**Exercises to complete**
**A)** In the statistics module text below, list each statistic that has its own heading under "Descriptive Statistics equations".
**B)** Please carry on writing the statistics module text below, starting right after its last sentence.

**Source extract**
* * *

# Statistics Module

## Using Python built-in functions only

April 17, 2022

@author: Oscar A. Trevizo

Statistics equations implemented with Object Oriented Python. It uses only Python built-in functions. 

It includes descriptive statistics (mean, std. dev. mode, z-scores, etc.) as well as statistics to compare, test, and infere (correlations, t-tests, etc.).

Normally one would use a package like NumPy or Stats. But I wanted to build a class with methods to run descriptive statistics using Python built-in functions only.

Instructions: 
* Save class Stats in a 'py' file to be imported by either an 'ipynb' or 'py' file.
* To use this model include the following command in another 'py' or 'ipynb' file located in the same folder:
* import descriptive_stats_module as ds



# Descriptive Statistics equations

### _Mean_:
$$\mu = \frac{\sum_{i=1}^Nx_i}{N}$$

For a sample, the mean is normally depicted by x-bar: $\bar x$

### _Standard Deviation_:
Population _standard deviation_: 
$$\sigma=\sqrt{\frac{\sum_{i=1}^N (x_i-\mu)^2}{N}}$$

Sample _standard deviation_: 
$$\sigma_s=\sqrt{\frac{\sum_{i=1}^N (x_i-\bar x)^2}{N-1}}$$

### _Variance_:
$$variance = \sigma^2$$

$$variance_s = \sigma_s^2$$

### _Z-score_:
_Z-Score_ gives you the number of s.d. from the mean.

* * *

**Excerpted records**
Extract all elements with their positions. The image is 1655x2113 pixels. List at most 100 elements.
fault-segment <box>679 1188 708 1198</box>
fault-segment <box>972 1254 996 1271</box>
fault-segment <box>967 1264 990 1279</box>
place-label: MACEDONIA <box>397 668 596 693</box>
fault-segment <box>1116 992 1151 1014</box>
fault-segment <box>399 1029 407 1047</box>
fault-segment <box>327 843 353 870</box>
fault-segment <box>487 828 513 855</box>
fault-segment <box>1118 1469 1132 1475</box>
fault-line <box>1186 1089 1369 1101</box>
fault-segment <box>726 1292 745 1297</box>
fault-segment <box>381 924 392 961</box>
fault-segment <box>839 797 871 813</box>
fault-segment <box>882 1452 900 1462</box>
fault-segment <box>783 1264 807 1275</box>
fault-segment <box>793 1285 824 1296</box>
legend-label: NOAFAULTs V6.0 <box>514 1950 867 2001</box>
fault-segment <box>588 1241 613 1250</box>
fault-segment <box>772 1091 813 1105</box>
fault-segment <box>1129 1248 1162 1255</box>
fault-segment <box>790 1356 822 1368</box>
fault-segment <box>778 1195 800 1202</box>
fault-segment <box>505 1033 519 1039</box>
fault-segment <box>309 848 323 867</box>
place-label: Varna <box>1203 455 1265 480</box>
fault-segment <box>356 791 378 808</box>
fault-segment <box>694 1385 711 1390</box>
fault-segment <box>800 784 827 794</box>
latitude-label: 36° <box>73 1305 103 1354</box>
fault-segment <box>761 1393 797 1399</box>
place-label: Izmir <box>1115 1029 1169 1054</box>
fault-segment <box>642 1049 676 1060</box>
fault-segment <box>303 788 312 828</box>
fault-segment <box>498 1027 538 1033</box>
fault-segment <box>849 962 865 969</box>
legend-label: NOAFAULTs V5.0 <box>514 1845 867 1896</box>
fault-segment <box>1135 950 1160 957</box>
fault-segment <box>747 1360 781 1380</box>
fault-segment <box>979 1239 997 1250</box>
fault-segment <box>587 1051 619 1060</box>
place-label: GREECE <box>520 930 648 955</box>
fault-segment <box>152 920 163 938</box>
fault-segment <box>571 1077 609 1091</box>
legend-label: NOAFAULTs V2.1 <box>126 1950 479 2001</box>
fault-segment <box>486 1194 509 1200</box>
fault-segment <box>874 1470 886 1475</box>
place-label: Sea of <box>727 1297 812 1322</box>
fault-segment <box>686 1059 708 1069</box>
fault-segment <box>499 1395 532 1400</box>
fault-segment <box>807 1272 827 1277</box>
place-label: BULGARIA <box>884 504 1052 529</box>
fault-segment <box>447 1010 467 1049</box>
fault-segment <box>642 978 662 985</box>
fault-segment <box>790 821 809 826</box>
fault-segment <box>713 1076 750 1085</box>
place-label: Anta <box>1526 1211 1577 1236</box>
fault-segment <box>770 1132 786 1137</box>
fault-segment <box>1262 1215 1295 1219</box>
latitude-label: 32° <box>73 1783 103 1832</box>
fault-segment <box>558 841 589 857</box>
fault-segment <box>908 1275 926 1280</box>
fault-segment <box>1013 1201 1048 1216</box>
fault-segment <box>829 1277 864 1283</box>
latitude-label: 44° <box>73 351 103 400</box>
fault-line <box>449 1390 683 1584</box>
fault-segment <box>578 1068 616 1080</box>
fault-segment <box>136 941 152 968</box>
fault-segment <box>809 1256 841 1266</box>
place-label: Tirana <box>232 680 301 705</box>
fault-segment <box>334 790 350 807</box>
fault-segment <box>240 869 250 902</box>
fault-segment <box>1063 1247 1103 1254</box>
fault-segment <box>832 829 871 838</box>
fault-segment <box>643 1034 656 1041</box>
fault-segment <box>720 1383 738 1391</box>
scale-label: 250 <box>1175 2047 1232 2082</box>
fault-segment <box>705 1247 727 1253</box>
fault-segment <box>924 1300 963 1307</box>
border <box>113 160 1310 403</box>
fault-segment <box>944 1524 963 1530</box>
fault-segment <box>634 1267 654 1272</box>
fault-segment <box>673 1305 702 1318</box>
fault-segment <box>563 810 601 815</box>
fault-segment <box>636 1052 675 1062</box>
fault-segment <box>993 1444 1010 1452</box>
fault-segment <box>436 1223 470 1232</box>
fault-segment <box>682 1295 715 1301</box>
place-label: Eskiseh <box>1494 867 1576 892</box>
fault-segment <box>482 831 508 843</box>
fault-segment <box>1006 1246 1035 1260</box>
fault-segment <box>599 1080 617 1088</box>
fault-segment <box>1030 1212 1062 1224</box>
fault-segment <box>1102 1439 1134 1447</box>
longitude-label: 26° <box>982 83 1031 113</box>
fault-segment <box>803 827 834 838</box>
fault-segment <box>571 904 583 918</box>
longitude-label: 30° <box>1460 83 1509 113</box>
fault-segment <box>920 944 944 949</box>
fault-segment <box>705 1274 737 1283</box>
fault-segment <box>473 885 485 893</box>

* * *

**Answers for the tasks**
**A)**
Mean
Standard Deviation
Variance
Z-score

**B)**
I.e., the _Z-score_ normalizes the number of standard daviations away from the mean: 

$$Z_x=\frac{(x-\mu)}{\sigma}$$

$$Z_{x_s}=\frac{(x-\bar x)}{\sigma_s}$$

_Z-distribution_ has $\sigma=1$ and $\mu = 1$.

(a) If $\sigma$ is available, use the _Z-distribution_. Otherwise, use $\sigma_s$ and _t-distribution_.

(b) If the $sample \ge 30$, use the _Z-distribution_. Otherwise, use $\sigma_s$ and _t-distribution_.

# Statistics to compare, test, and infere


### _Covariance_:
Population _covariance_: $$Cov(x, y) = \frac{\sum_{i=1}^N(x_i-\bar x)(y_i-\bar y)}{N}$$

Sample _covariance_: $$Cov(x, y)_s = \frac{\sum_{i=1}^N(x_i-\bar x)(y_i-\bar y)}{N-1}$$

### _Correlation_:
_Pearson correlation_: $$r = \rho = \frac
{\sum_{i=1}^N(x_i-\bar x)(y_i-\bar y)}
{\sqrt{\sum_{i=1}^N(x_i- \bar x)^2 \sum_{i=1}^N(y_i- \bar y)^2}} = 
\frac{Cov(x,y)}{\sigma_x \sigma_y}$$

$R^2 = \rho^2$ both $R^2$ and $\rho$ are _unit-less_. $R^2$ can have values between 0 and 1, while $\rho$ may be between -1 and 1.

### _T-Test_:
_Independent t-test (a.k.a. "paired")_:

Use when you have two separate and independent variables. For example, the independent variables may be two different stocks measured over the same period, or two different sets of scores from two different groups.

* $A$, $B$ are 2 distributions.

* $m_A$, $m_B$ are mean of $A$ and mean of $B$.

* $n$ is the sample size or number of observations.

* $S^2$ is a sample variance estimator.

$$t = \frac{{m_A - m_B}}{{\sqrt{\frac{S^2}{n_A} + \frac{S^2}{n_B}}}}$$

$$S^2 = \frac{\sum_{i}^N(x_i - m_A)^2 + \sum_{i}^N(y_i - m_B)^2}{n_A + n_B + 2}$$

_Dependent t-test (a.k.a. "unpaired")_:

Use when you have two serate but dependent variables. For example, the dependent variables may be the same stock measured over two different periods with the same time length, or two different sets of scores from two different tests taken by the same group.

In [1]:
class DescriptiveStats:
    def __init__(self, x):
        """
        Class instantiates object that contain descriptive statistics methods.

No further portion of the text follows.